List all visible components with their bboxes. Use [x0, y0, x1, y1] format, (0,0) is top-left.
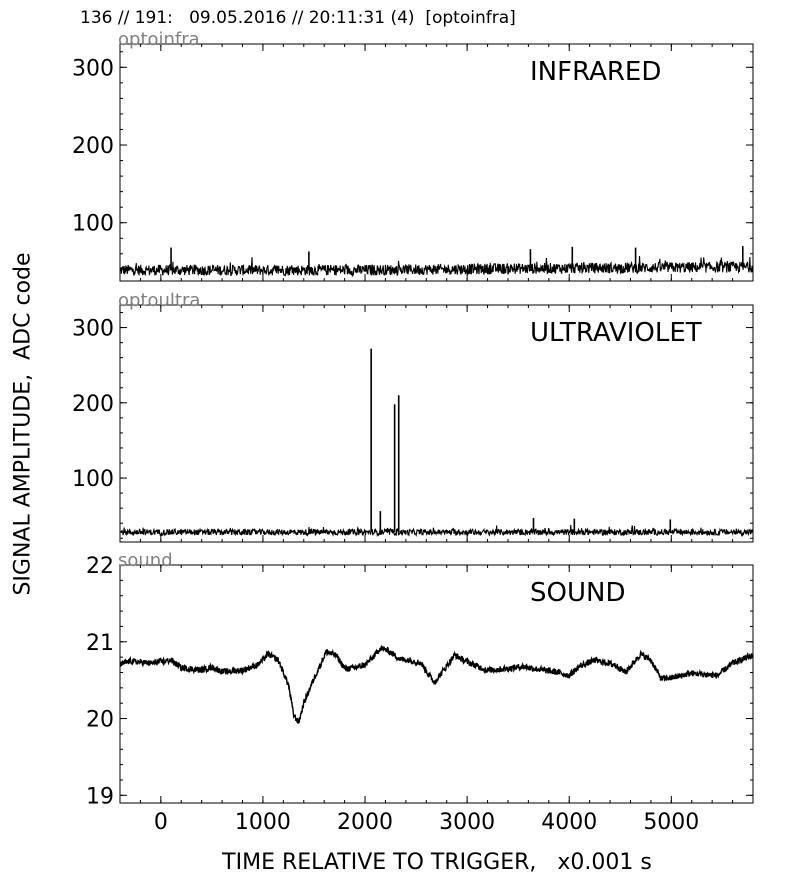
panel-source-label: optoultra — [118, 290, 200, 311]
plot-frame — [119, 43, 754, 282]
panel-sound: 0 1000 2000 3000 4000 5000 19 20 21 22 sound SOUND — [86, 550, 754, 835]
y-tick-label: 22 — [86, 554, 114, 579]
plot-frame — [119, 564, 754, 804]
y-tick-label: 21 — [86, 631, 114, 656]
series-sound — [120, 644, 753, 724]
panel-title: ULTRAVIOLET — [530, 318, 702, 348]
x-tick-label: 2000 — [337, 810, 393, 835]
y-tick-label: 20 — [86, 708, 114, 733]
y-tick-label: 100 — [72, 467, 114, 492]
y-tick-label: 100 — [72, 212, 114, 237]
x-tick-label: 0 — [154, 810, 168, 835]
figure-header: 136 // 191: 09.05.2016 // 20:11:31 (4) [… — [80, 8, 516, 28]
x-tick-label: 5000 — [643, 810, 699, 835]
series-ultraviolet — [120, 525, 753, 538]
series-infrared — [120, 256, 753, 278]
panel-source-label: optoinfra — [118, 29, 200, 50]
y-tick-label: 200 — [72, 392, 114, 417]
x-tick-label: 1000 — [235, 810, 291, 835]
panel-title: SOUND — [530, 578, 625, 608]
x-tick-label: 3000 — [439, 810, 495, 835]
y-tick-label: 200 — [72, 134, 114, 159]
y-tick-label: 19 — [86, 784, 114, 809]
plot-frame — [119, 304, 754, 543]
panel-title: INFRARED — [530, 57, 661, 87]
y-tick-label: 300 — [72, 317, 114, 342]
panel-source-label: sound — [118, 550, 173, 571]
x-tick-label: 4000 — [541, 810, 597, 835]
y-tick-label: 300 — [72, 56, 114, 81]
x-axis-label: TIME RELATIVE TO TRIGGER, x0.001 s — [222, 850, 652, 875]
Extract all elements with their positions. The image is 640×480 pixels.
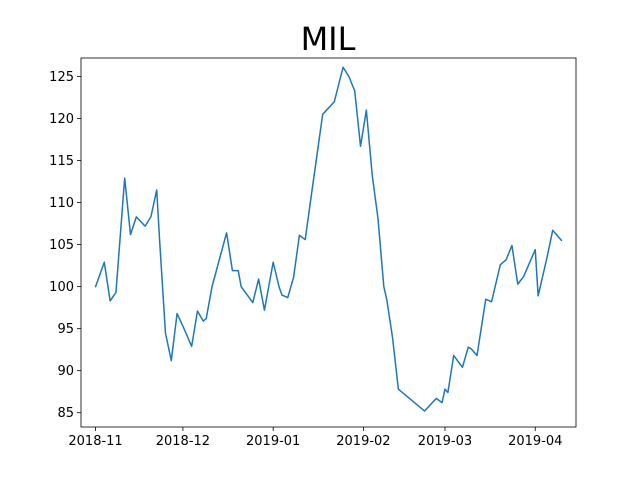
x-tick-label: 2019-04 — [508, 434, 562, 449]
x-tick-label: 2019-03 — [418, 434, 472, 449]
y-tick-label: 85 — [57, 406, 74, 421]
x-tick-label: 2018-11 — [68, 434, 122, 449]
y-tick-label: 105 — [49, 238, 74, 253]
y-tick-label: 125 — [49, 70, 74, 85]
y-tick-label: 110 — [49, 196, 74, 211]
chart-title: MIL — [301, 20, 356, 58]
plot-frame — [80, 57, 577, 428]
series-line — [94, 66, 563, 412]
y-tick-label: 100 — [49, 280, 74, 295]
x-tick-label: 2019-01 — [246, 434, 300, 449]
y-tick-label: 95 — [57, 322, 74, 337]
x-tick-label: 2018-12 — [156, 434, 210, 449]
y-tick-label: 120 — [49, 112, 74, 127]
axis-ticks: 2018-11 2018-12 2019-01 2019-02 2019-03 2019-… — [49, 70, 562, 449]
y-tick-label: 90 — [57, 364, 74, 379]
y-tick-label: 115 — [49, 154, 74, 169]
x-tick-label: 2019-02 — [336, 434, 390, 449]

-=-=-

Recast the listing above as a Markdown table with the columns Row and Line. Number each non-blank line in order, and leave the pictures out.

● Reply to the task
| Row | Line |
|---|---|
| 1 | List all visible components with their bboxes. Use [x0, y0, x1, y1] format, (0,0) is top-left. |
| 2 | panel-source-label: optoultra — [118, 290, 200, 311] |
| 3 | plot-frame — [119, 43, 754, 282] |
| 4 | panel-sound: 0 1000 2000 3000 4000 5000 19 20 21 22 sound SOUND — [86, 550, 754, 835] |
| 5 | y-tick-label: 22 — [86, 554, 114, 579] |
| 6 | plot-frame — [119, 564, 754, 804] |
| 7 | y-tick-label: 21 — [86, 631, 114, 656] |
| 8 | series-sound — [120, 644, 753, 724] |
| 9 | panel-title: ULTRAVIOLET — [530, 318, 702, 348] |
| 10 | x-tick-label: 2000 — [337, 810, 393, 835] |
| 11 | y-tick-label: 20 — [86, 708, 114, 733] |
| 12 | y-tick-label: 100 — [72, 467, 114, 492] |
| 13 | y-tick-label: 100 — [72, 212, 114, 237] |
| 14 | x-tick-label: 0 — [154, 810, 168, 835] |
| 15 | figure-header: 136 // 191: 09.05.2016 // 20:11:31 (4) [… — [80, 8, 516, 28] |
| 16 | x-tick-label: 5000 — [643, 810, 699, 835] |
| 17 | series-ultraviolet — [120, 525, 753, 538] |
| 18 | series-infrared — [120, 256, 753, 278] |
| 19 | panel-source-label: optoinfra — [118, 29, 200, 50] |
| 20 | y-tick-label: 200 — [72, 392, 114, 417] |
| 21 | x-tick-label: 1000 — [235, 810, 291, 835] |
| 22 | panel-title: SOUND — [530, 578, 625, 608] |
| 23 | x-tick-label: 3000 — [439, 810, 495, 835] |
| 24 | y-tick-label: 200 — [72, 134, 114, 159] |
| 25 | y-tick-label: 19 — [86, 784, 114, 809] |
| 26 | plot-frame — [119, 304, 754, 543] |
| 27 | panel-title: INFRARED — [530, 57, 661, 87] |
| 28 | y-tick-label: 300 — [72, 317, 114, 342] |
| 29 | panel-source-label: sound — [118, 550, 173, 571] |
| 30 | x-tick-label: 4000 — [541, 810, 597, 835] |
| 31 | y-tick-label: 300 — [72, 56, 114, 81] |
| 32 | x-axis-label: TIME RELATIVE TO TRIGGER, x0.001 s — [222, 850, 652, 875] |
| 33 | Extract all elements with their positions. The image is 640×480 pixels. |
| 34 | x-tick-label: 2019-04 — [508, 434, 562, 449] |
| 35 | x-tick-label: 2019-03 — [418, 434, 472, 449] |
| 36 | y-tick-label: 85 — [57, 406, 74, 421] |
| 37 | x-tick-label: 2018-11 — [68, 434, 122, 449] |
| 38 | y-tick-label: 105 — [49, 238, 74, 253] |
| 39 | y-tick-label: 125 — [49, 70, 74, 85] |
| 40 | y-tick-label: 110 — [49, 196, 74, 211] |
| 41 | chart-title: MIL — [301, 20, 356, 58] |
| 42 | plot-frame — [80, 57, 577, 428] |
| 43 | series-line — [94, 66, 563, 412] |
| 44 | y-tick-label: 100 — [49, 280, 74, 295] |
| 45 | x-tick-label: 2019-01 — [246, 434, 300, 449] |
| 46 | y-tick-label: 95 — [57, 322, 74, 337] |
| 47 | x-tick-label: 2018-12 — [156, 434, 210, 449] |
| 48 | y-tick-label: 120 — [49, 112, 74, 127] |
| 49 | axis-ticks: 2018-11 2018-12 2019-01 2019-02 2019-03 2019-… — [49, 70, 562, 449] |
| 50 | y-tick-label: 90 — [57, 364, 74, 379] |
| 51 | y-tick-label: 115 — [49, 154, 74, 169] |
| 52 | x-tick-label: 2019-02 — [336, 434, 390, 449] |